Work required
List all lines of the data containing the word "Average".

Extracts from a graphics dataset:
********************

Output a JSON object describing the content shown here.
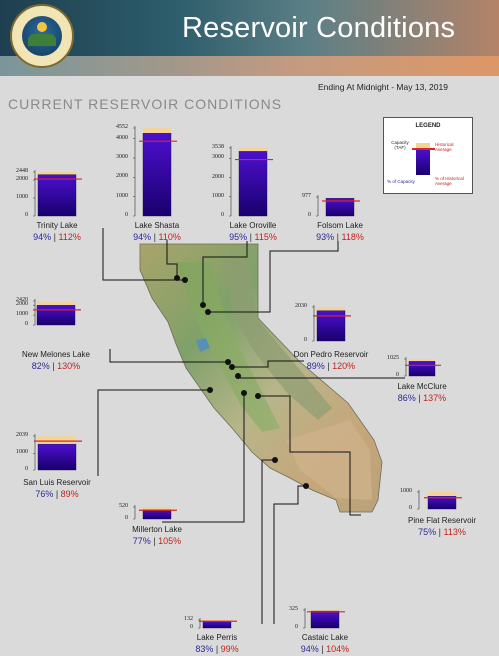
{
  "header": {
    "title": "Reservoir Conditions",
    "subtitle": "Ending At Midnight - May 13, 2019",
    "section": "CURRENT RESERVOIR CONDITIONS"
  },
  "legend": {
    "title": "LEGEND",
    "capacity_label": "Capacity (TAF)",
    "historical_label": "Historical Average",
    "pct_capacity_label": "% of Capacity",
    "pct_historical_label": "% of Historical Average"
  },
  "colors": {
    "capacity_fill": "#f2d39a",
    "storage_fill_top": "#4d0fd0",
    "storage_fill_bottom": "#18006c",
    "historical_line": "#d42a20",
    "pct_capacity_text": "#2a2a9a",
    "pct_historical_text": "#c0231c"
  },
  "separator": "|",
  "reservoirs": [
    {
      "name": "Trinity Lake",
      "capacity_taf": 2448,
      "ticks": [
        "2448",
        "2000",
        "1000",
        "0"
      ],
      "pct_capacity": "94%",
      "pct_historical": "112%",
      "capacity_frac": 0.94,
      "historical_frac": 0.84
    },
    {
      "name": "Lake Shasta",
      "capacity_taf": 4552,
      "ticks": [
        "4552",
        "4000",
        "3000",
        "2000",
        "1000",
        "0"
      ],
      "pct_capacity": "94%",
      "pct_historical": "110%",
      "capacity_frac": 0.94,
      "historical_frac": 0.85
    },
    {
      "name": "Lake Oroville",
      "capacity_taf": 3538,
      "ticks": [
        "3538",
        "3000",
        "2000",
        "1000",
        "0"
      ],
      "pct_capacity": "95%",
      "pct_historical": "115%",
      "capacity_frac": 0.95,
      "historical_frac": 0.83
    },
    {
      "name": "Folsom Lake",
      "capacity_taf": 977,
      "ticks": [
        "977",
        "0"
      ],
      "pct_capacity": "93%",
      "pct_historical": "118%",
      "capacity_frac": 0.93,
      "historical_frac": 0.79
    },
    {
      "name": "New Melones Lake",
      "capacity_taf": 2420,
      "ticks": [
        "2420",
        "2000",
        "1000",
        "0"
      ],
      "pct_capacity": "82%",
      "pct_historical": "130%",
      "capacity_frac": 0.82,
      "historical_frac": 0.63
    },
    {
      "name": "Don Pedro Reservoir",
      "capacity_taf": 2030,
      "ticks": [
        "2030",
        "0"
      ],
      "pct_capacity": "89%",
      "pct_historical": "120%",
      "capacity_frac": 0.89,
      "historical_frac": 0.74
    },
    {
      "name": "Lake McClure",
      "capacity_taf": 1025,
      "ticks": [
        "1025",
        "0"
      ],
      "pct_capacity": "86%",
      "pct_historical": "137%",
      "capacity_frac": 0.86,
      "historical_frac": 0.63
    },
    {
      "name": "San Luis Reservoir",
      "capacity_taf": 2039,
      "ticks": [
        "2039",
        "1000",
        "0"
      ],
      "pct_capacity": "76%",
      "pct_historical": "89%",
      "capacity_frac": 0.76,
      "historical_frac": 0.85
    },
    {
      "name": "Millerton Lake",
      "capacity_taf": 520,
      "ticks": [
        "520",
        "0"
      ],
      "pct_capacity": "77%",
      "pct_historical": "105%",
      "capacity_frac": 0.77,
      "historical_frac": 0.73
    },
    {
      "name": "Pine Flat Reservoir",
      "capacity_taf": 1000,
      "ticks": [
        "1000",
        "0"
      ],
      "pct_capacity": "75%",
      "pct_historical": "113%",
      "capacity_frac": 0.75,
      "historical_frac": 0.66
    },
    {
      "name": "Lake Perris",
      "capacity_taf": 132,
      "ticks": [
        "132",
        "0"
      ],
      "pct_capacity": "83%",
      "pct_historical": "99%",
      "capacity_frac": 0.83,
      "historical_frac": 0.84
    },
    {
      "name": "Castaic Lake",
      "capacity_taf": 325,
      "ticks": [
        "325",
        "0"
      ],
      "pct_capacity": "94%",
      "pct_historical": "104%",
      "capacity_frac": 0.94,
      "historical_frac": 0.9
    }
  ]
}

********************

Solution to this problem
    "historical_label": "Historical Average",
    "pct_historical_label": "% of Historical Average"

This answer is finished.